— Task instructions —
Return the lines below that carry the word "Step".

— Given records —

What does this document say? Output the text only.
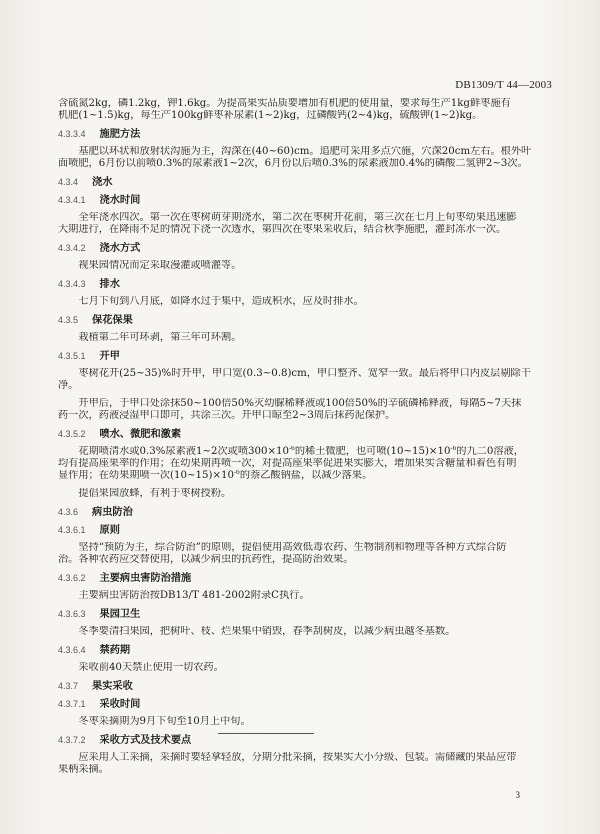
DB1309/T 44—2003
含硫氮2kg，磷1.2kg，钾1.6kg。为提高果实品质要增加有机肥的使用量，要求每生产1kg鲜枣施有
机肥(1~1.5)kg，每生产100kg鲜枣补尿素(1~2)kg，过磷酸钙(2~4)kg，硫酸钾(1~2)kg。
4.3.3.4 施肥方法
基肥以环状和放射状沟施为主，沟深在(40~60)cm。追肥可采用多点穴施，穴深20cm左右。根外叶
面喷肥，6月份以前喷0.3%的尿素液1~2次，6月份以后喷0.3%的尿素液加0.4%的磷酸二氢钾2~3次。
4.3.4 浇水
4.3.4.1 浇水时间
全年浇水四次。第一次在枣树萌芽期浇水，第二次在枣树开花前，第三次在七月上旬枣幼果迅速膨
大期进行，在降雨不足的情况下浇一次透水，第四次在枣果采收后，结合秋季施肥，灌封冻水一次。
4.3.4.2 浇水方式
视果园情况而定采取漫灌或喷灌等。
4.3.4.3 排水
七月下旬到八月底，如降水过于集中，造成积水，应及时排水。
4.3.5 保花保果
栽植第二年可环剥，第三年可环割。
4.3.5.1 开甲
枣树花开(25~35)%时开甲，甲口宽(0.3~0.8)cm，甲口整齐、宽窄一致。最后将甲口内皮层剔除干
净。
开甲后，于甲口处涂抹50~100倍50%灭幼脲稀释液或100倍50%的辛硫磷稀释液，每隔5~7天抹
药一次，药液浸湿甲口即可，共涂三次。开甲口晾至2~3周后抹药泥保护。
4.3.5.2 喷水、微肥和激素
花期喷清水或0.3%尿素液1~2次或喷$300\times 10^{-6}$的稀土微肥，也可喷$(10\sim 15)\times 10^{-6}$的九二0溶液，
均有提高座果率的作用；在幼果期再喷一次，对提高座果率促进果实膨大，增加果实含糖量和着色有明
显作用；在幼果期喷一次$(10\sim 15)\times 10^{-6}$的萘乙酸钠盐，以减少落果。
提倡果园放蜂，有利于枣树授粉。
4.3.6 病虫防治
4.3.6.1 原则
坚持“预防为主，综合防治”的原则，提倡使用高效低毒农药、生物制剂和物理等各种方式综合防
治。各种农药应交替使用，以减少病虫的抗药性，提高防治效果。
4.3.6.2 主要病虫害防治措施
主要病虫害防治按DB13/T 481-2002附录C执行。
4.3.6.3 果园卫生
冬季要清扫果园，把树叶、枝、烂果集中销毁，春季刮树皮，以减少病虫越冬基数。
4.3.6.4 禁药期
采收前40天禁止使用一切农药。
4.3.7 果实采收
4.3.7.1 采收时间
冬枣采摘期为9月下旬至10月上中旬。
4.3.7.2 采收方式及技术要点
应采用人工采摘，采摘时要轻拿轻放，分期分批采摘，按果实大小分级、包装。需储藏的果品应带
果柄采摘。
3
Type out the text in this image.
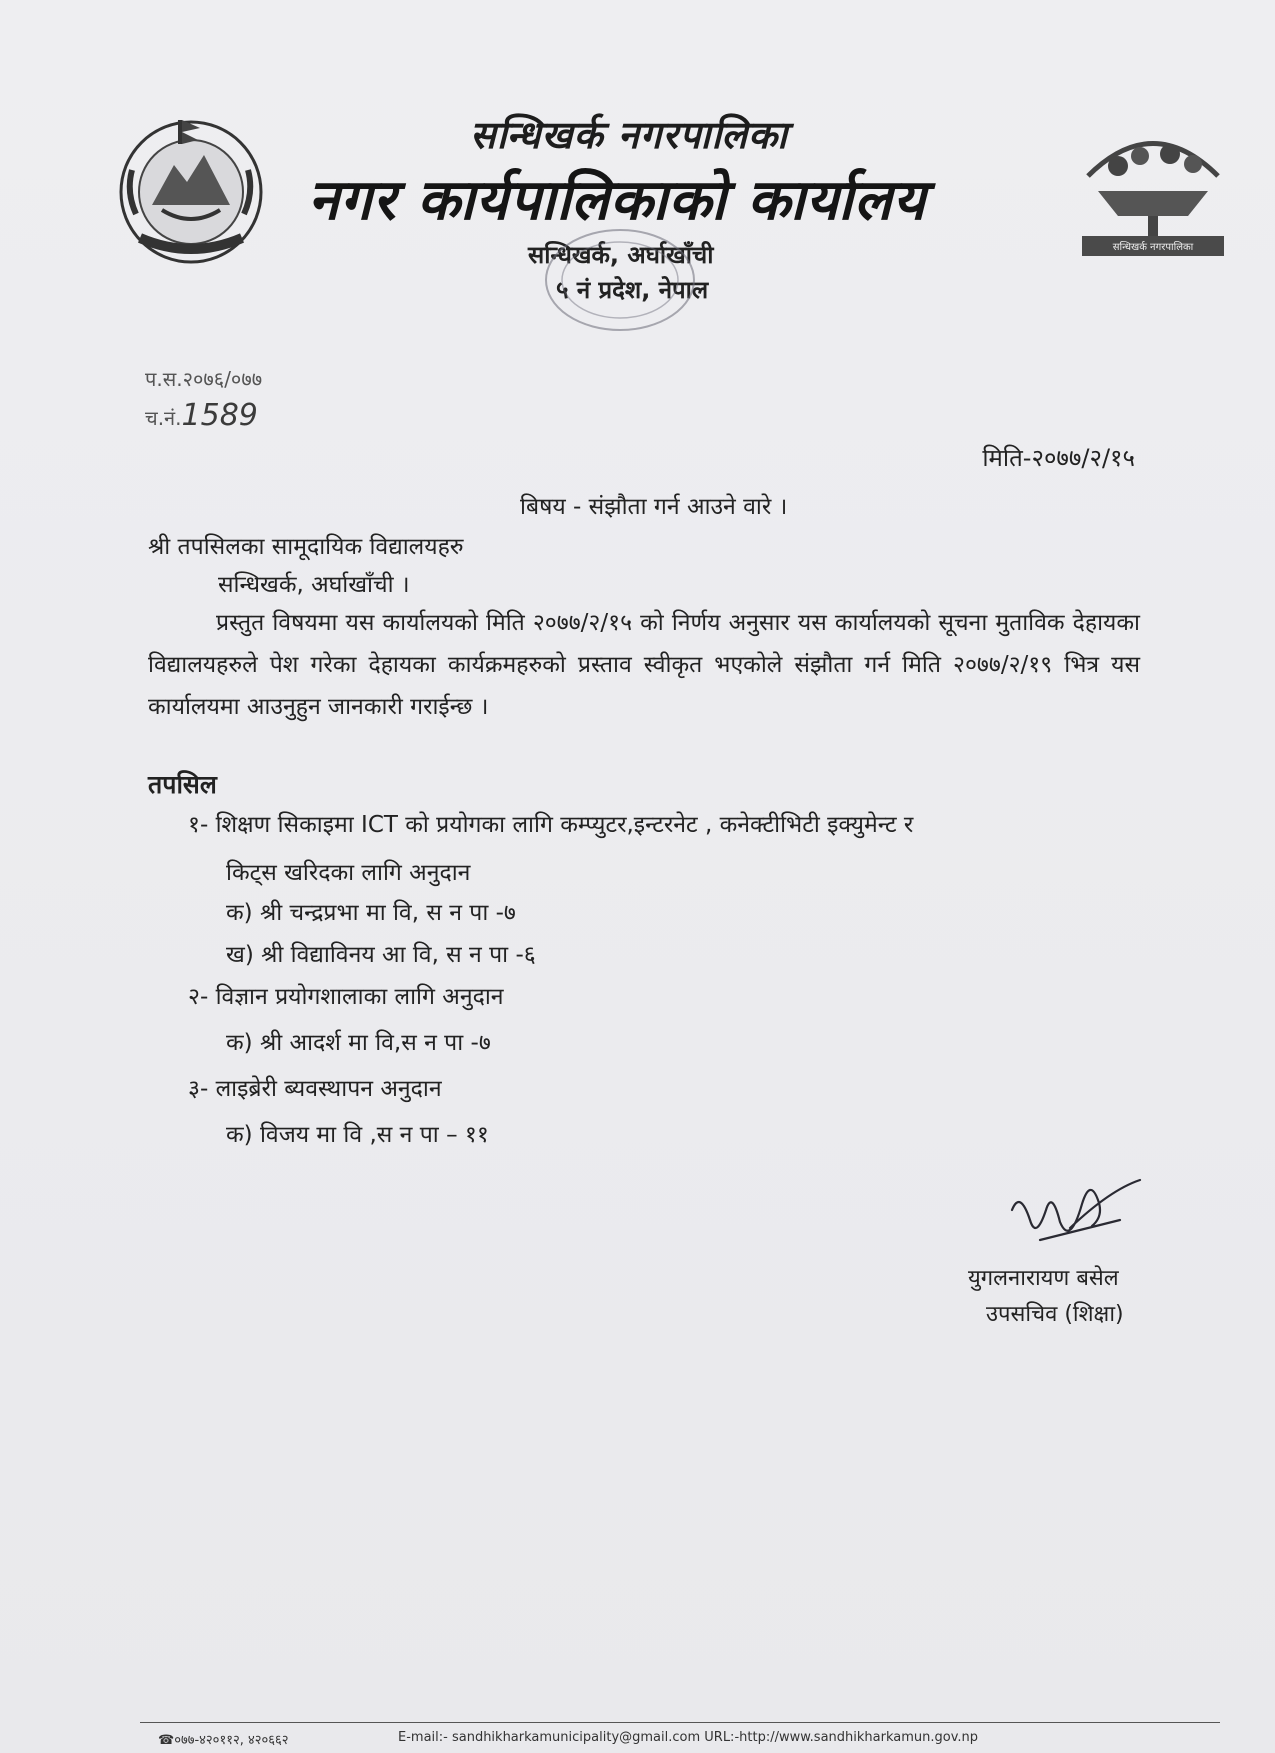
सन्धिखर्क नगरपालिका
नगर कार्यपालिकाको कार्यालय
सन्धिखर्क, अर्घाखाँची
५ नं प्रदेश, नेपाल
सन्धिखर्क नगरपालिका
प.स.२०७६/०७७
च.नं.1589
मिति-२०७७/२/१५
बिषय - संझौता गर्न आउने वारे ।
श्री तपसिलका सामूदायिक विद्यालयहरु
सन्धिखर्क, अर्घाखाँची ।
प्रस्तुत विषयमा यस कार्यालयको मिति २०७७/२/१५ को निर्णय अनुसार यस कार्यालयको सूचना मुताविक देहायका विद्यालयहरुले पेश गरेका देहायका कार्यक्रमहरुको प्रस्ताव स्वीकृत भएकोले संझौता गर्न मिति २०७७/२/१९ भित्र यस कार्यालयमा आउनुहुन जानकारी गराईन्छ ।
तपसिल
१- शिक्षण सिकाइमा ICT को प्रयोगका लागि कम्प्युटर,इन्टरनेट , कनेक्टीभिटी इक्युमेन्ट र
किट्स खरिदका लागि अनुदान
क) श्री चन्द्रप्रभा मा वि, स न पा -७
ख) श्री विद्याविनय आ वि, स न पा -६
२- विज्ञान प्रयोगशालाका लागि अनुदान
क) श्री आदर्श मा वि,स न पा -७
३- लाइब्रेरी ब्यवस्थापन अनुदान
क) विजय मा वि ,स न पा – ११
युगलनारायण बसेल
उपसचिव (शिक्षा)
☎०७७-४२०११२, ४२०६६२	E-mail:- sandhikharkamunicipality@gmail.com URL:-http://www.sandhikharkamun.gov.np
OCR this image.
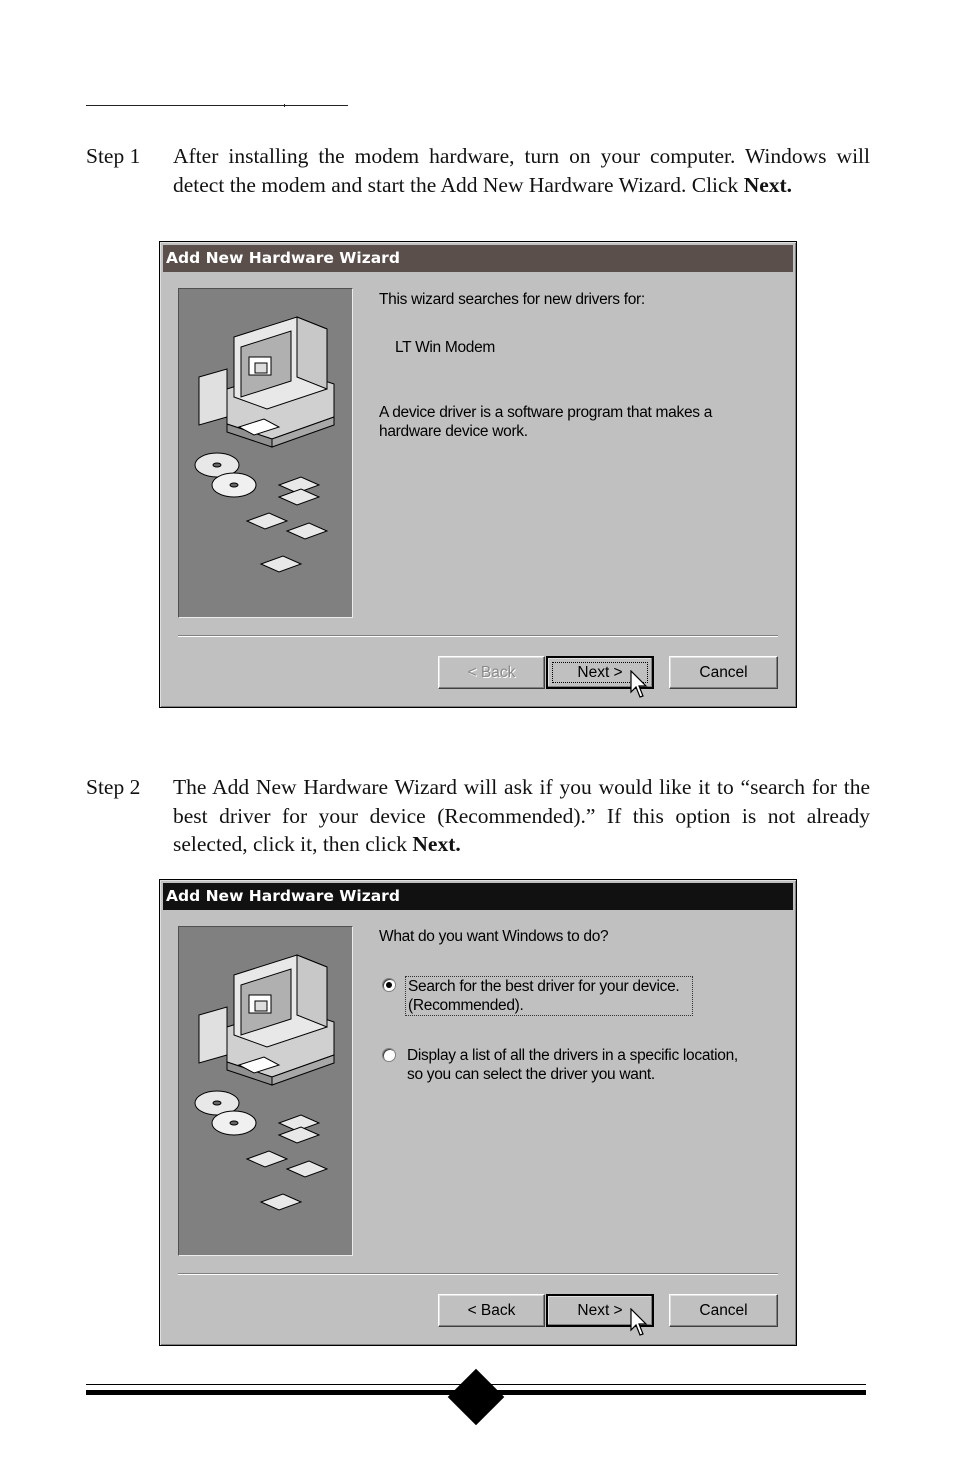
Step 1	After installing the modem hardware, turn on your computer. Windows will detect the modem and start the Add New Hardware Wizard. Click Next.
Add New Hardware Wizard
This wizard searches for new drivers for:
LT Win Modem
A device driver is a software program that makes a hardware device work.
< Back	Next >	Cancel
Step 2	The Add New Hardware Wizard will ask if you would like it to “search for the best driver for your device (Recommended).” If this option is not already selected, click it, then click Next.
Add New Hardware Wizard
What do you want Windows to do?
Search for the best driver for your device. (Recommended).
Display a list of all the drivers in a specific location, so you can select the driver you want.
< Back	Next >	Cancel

— Result of this exercise —
Step 1	After installing the modem hardware, turn on your computer. Windows will detect the modem and start the Add New Hardware Wizard. Click Next.
Step 2	The Add New Hardware Wizard will ask if you would like it to “search for the best driver for your device (Recommended).” If this option is not already selected, click it, then click Next.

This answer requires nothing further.